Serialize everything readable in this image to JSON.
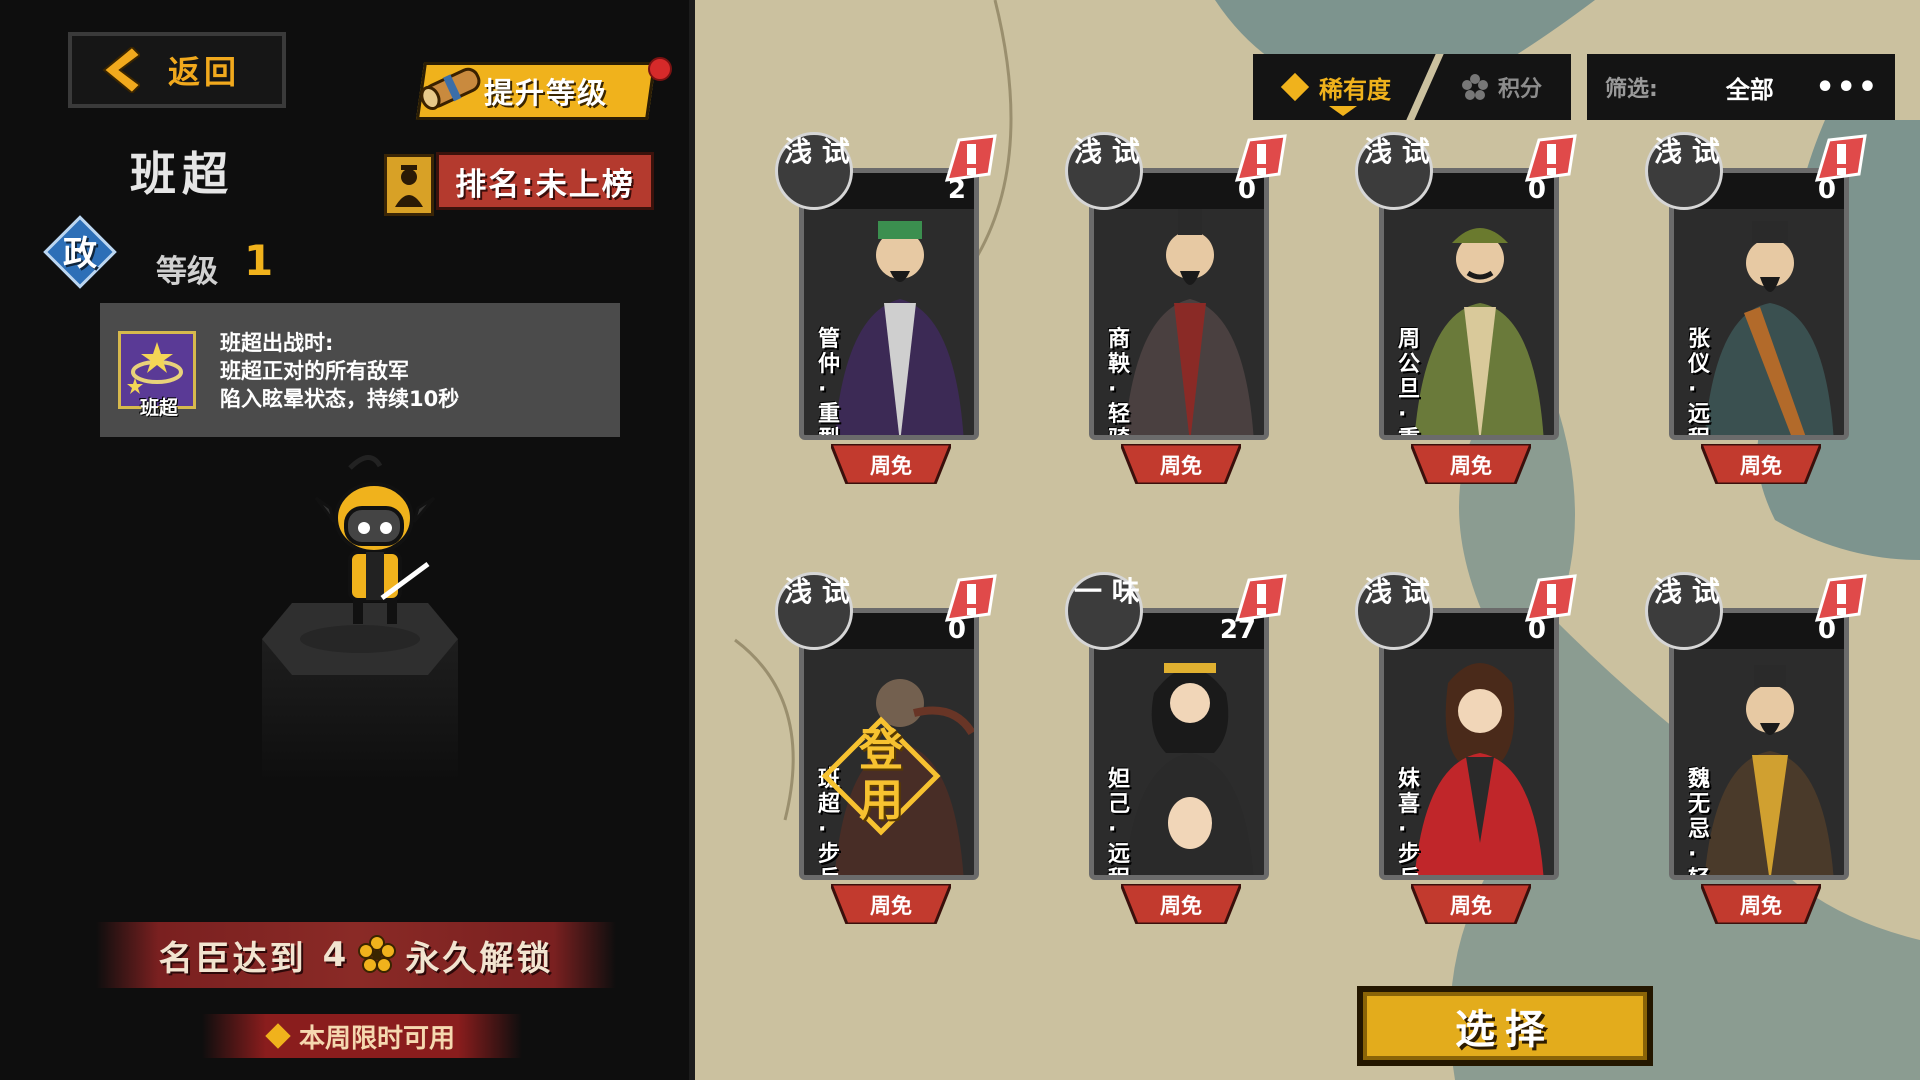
{
  "left_panel": {
    "back_label": "返回",
    "upgrade_label": "提升等级",
    "hero_name": "班超",
    "rank_label": "排名:未上榜",
    "class_badge": "政",
    "level_label": "等级",
    "level_value": "1",
    "skill": {
      "icon_caption": "班超",
      "lines": [
        "班超出战时:",
        "班超正对的所有敌军",
        "陷入眩晕状态，持续10秒"
      ]
    },
    "unlock": {
      "prefix": "名臣达到",
      "count": "4",
      "suffix": "永久解锁"
    },
    "limited_label": "本周限时可用"
  },
  "right_panel": {
    "tabs": {
      "rarity": "稀有度",
      "score": "积分"
    },
    "filter": {
      "label": "筛选:",
      "value": "全部",
      "more": "•••"
    },
    "cards": [
      {
        "seal": "浅 试",
        "count": "2",
        "name": "管仲·重型",
        "free": "周免"
      },
      {
        "seal": "浅 试",
        "count": "0",
        "name": "商鞅·轻骑",
        "free": "周免"
      },
      {
        "seal": "浅 试",
        "count": "0",
        "name": "周公旦·重型",
        "free": "周免"
      },
      {
        "seal": "浅 试",
        "count": "0",
        "name": "张仪·远程",
        "free": "周免"
      },
      {
        "seal": "浅 试",
        "count": "0",
        "name": "班超·步兵",
        "free": "周免",
        "badge": "登用"
      },
      {
        "seal": "一 味",
        "count": "27",
        "name": "妲己·远程",
        "free": "周免"
      },
      {
        "seal": "浅 试",
        "count": "0",
        "name": "妺喜·步兵",
        "free": "周免"
      },
      {
        "seal": "浅 试",
        "count": "0",
        "name": "魏无忌·轻骑",
        "free": "周免"
      }
    ],
    "select_label": "选择"
  },
  "colors": {
    "accent": "#f0b21c",
    "red": "#b43a2e",
    "map": "#cbc19f"
  },
  "icons": [
    "chevron-left-icon",
    "scroll-icon",
    "rank-portrait-icon",
    "skill-stun-icon",
    "flower-icon",
    "alert-icon"
  ]
}
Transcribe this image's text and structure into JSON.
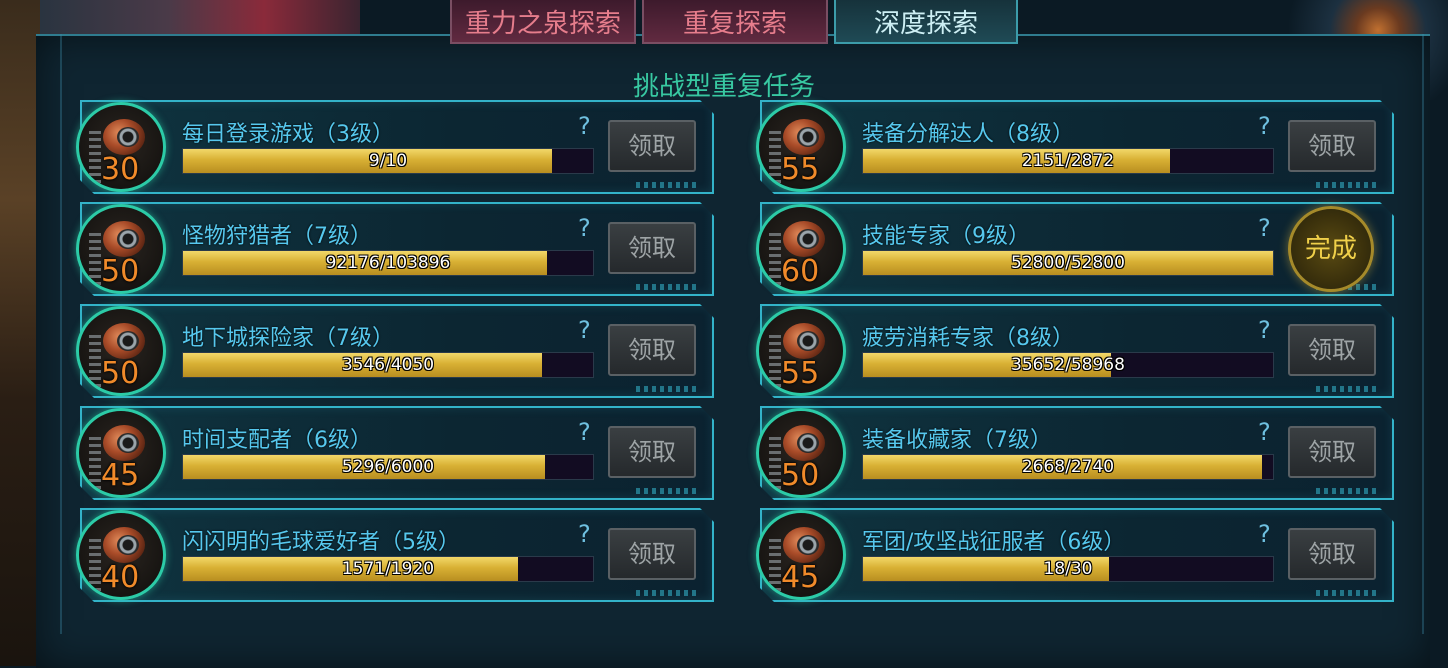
{
  "tabs": [
    {
      "label": "重力之泉探索",
      "active": false
    },
    {
      "label": "重复探索",
      "active": false
    },
    {
      "label": "深度探索",
      "active": true
    }
  ],
  "section_title": "挑战型重复任务",
  "help_symbol": "?",
  "claim_label": "领取",
  "done_label": "完成",
  "colors": {
    "accent": "#33b3c9",
    "bar_fill": "#d8b034",
    "reward_number": "#f08a2a",
    "task_name": "#56c8ee"
  },
  "tasks": [
    {
      "name": "每日登录游戏（3级）",
      "reward": "30",
      "progress_text": "9/10",
      "progress": 0.9,
      "status": "claim"
    },
    {
      "name": "装备分解达人（8级）",
      "reward": "55",
      "progress_text": "2151/2872",
      "progress": 0.749,
      "status": "claim"
    },
    {
      "name": "怪物狩猎者（7级）",
      "reward": "50",
      "progress_text": "92176/103896",
      "progress": 0.887,
      "status": "claim"
    },
    {
      "name": "技能专家（9级）",
      "reward": "60",
      "progress_text": "52800/52800",
      "progress": 1.0,
      "status": "done"
    },
    {
      "name": "地下城探险家（7级）",
      "reward": "50",
      "progress_text": "3546/4050",
      "progress": 0.876,
      "status": "claim"
    },
    {
      "name": "疲劳消耗专家（8级）",
      "reward": "55",
      "progress_text": "35652/58968",
      "progress": 0.605,
      "status": "claim"
    },
    {
      "name": "时间支配者（6级）",
      "reward": "45",
      "progress_text": "5296/6000",
      "progress": 0.883,
      "status": "claim"
    },
    {
      "name": "装备收藏家（7级）",
      "reward": "50",
      "progress_text": "2668/2740",
      "progress": 0.974,
      "status": "claim"
    },
    {
      "name": "闪闪明的毛球爱好者（5级）",
      "reward": "40",
      "progress_text": "1571/1920",
      "progress": 0.818,
      "status": "claim"
    },
    {
      "name": "军团/攻坚战征服者（6级）",
      "reward": "45",
      "progress_text": "18/30",
      "progress": 0.6,
      "status": "claim"
    }
  ]
}
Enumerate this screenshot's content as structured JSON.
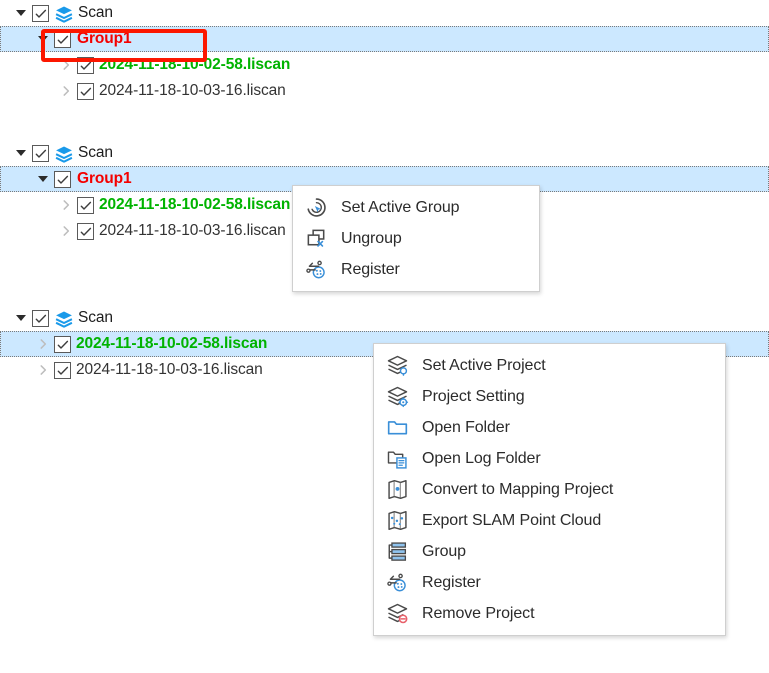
{
  "panels": [
    {
      "id": "panel-top",
      "rows": [
        {
          "indent": 0,
          "expander": "chevron-down-icon",
          "checked": true,
          "icon": "layers-icon",
          "label": "Scan",
          "style": "plain",
          "selected": false
        },
        {
          "indent": 1,
          "expander": "chevron-down-icon",
          "checked": true,
          "icon": null,
          "label": "Group1",
          "style": "group",
          "selected": true
        },
        {
          "indent": 2,
          "expander": "chevron-right-icon",
          "checked": true,
          "icon": null,
          "label": "2024-11-18-10-02-58.liscan",
          "style": "active-scan",
          "selected": false
        },
        {
          "indent": 2,
          "expander": "chevron-right-icon",
          "checked": true,
          "icon": null,
          "label": "2024-11-18-10-03-16.liscan",
          "style": "plain-scan",
          "selected": false
        }
      ]
    },
    {
      "id": "panel-middle",
      "rows": [
        {
          "indent": 0,
          "expander": "chevron-down-icon",
          "checked": true,
          "icon": "layers-icon",
          "label": "Scan",
          "style": "plain",
          "selected": false
        },
        {
          "indent": 1,
          "expander": "chevron-down-icon",
          "checked": true,
          "icon": null,
          "label": "Group1",
          "style": "group",
          "selected": true
        },
        {
          "indent": 2,
          "expander": "chevron-right-icon",
          "checked": true,
          "icon": null,
          "label": "2024-11-18-10-02-58.liscan",
          "style": "active-scan",
          "selected": false
        },
        {
          "indent": 2,
          "expander": "chevron-right-icon",
          "checked": true,
          "icon": null,
          "label": "2024-11-18-10-03-16.liscan",
          "style": "plain-scan",
          "selected": false
        }
      ]
    },
    {
      "id": "panel-bottom",
      "rows": [
        {
          "indent": 0,
          "expander": "chevron-down-icon",
          "checked": true,
          "icon": "layers-icon",
          "label": "Scan",
          "style": "plain",
          "selected": false
        },
        {
          "indent": 1,
          "expander": "chevron-right-icon",
          "checked": true,
          "icon": null,
          "label": "2024-11-18-10-02-58.liscan",
          "style": "active-scan",
          "selected": true
        },
        {
          "indent": 1,
          "expander": "chevron-right-icon",
          "checked": true,
          "icon": null,
          "label": "2024-11-18-10-03-16.liscan",
          "style": "plain-scan",
          "selected": false
        }
      ]
    }
  ],
  "annotation": {
    "shape": "rectangle",
    "color": "#fc1700",
    "target_label": "Group1"
  },
  "group_context_menu": {
    "items": [
      {
        "label": "Set Active Group",
        "icon": "set-active-group-icon"
      },
      {
        "label": "Ungroup",
        "icon": "ungroup-icon"
      },
      {
        "label": "Register",
        "icon": "register-icon"
      }
    ]
  },
  "project_context_menu": {
    "items": [
      {
        "label": "Set Active Project",
        "icon": "set-active-project-icon"
      },
      {
        "label": "Project Setting",
        "icon": "project-setting-icon"
      },
      {
        "label": "Open Folder",
        "icon": "open-folder-icon"
      },
      {
        "label": "Open Log Folder",
        "icon": "open-log-folder-icon"
      },
      {
        "label": "Convert to Mapping Project",
        "icon": "map-convert-icon"
      },
      {
        "label": "Export SLAM Point Cloud",
        "icon": "map-points-icon"
      },
      {
        "label": "Group",
        "icon": "group-icon"
      },
      {
        "label": "Register",
        "icon": "register-icon"
      },
      {
        "label": "Remove Project",
        "icon": "remove-project-icon"
      }
    ]
  },
  "colors": {
    "selection": "#cce8ff",
    "group_text": "#f40000",
    "active_scan_text": "#00b300",
    "annotation": "#fc1700",
    "layers_icon": "#1a9aea",
    "icon_outline": "#4a4a4a",
    "icon_accent": "#3a8fd8"
  }
}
· · · ·
EXERCISE PROMPT: Which lines include "JSON"? Copy each of them out.

EXERCISE SOLUTION:
Serialize everything readable in this image to JSON.
Transcribe this image's text and structure into JSON.
Enumerate this screenshot's content as structured JSON.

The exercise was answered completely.